▸ **Short problem**
Print the entries that appear below, exactly as written and without their pictures.

▸ **Given records**
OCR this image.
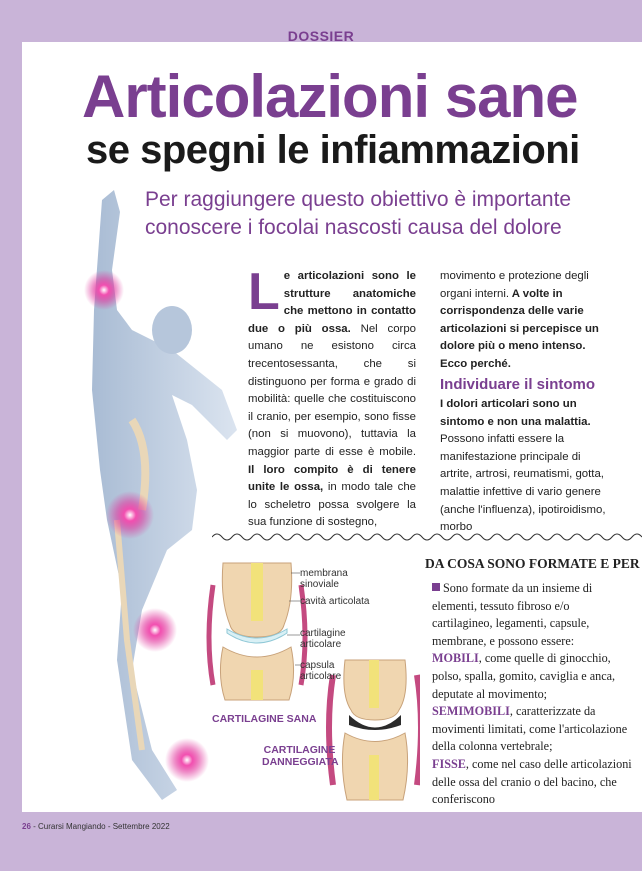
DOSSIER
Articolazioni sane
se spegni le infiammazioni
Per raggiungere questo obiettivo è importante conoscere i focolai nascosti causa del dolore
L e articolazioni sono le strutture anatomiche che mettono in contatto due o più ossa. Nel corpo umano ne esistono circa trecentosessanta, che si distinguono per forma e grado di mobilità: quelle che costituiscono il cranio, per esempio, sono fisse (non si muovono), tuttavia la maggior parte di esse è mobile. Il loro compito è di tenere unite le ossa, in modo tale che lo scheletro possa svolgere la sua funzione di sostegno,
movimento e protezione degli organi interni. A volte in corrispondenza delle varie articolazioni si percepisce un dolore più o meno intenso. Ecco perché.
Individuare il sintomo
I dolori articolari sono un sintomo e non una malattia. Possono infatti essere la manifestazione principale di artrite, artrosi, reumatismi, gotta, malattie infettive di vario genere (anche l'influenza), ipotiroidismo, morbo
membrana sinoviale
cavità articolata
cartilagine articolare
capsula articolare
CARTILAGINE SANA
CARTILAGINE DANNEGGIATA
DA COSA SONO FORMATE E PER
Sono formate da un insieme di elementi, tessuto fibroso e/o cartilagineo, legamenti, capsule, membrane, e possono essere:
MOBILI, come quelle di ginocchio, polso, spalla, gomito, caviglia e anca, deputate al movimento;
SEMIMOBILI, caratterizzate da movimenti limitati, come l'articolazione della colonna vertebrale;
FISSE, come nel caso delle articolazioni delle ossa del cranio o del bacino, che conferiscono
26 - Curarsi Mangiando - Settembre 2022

▸ **Final answer**
OCR this image.
DOSSIER
Articolazioni sane
se spegni le infiammazioni
Per raggiungere questo obiettivo è importante conoscere i focolai nascosti causa del dolore
L e articolazioni sono le strutture anatomiche che mettono in contatto due o più ossa. Nel corpo umano ne esistono circa trecentosessanta, che si distinguono per forma e grado di mobilità: quelle che costituiscono il cranio, per esempio, sono fisse (non si muovono), tuttavia la maggior parte di esse è mobile. Il loro compito è di tenere unite le ossa, in modo tale che lo scheletro possa svolgere la sua funzione di sostegno,
movimento e protezione degli organi interni. A volte in corrispondenza delle varie articolazioni si percepisce un dolore più o meno intenso. Ecco perché.
Individuare il sintomo
I dolori articolari sono un sintomo e non una malattia. Possono infatti essere la manifestazione principale di artrite, artrosi, reumatismi, gotta, malattie infettive di vario genere (anche l'influenza), ipotiroidismo, morbo
membrana sinoviale
cavità articolata
cartilagine articolare
capsula articolare
CARTILAGINE SANA
CARTILAGINE DANNEGGIATA
DA COSA SONO FORMATE E PER
Sono formate da un insieme di elementi, tessuto fibroso e/o cartilagineo, legamenti, capsule, membrane, e possono essere:
MOBILI, come quelle di ginocchio, polso, spalla, gomito, caviglia e anca, deputate al movimento;
SEMIMOBILI, caratterizzate da movimenti limitati, come l'articolazione della colonna vertebrale;
FISSE, come nel caso delle articolazioni delle ossa del cranio o del bacino, che conferiscono
26 - Curarsi Mangiando - Settembre 2022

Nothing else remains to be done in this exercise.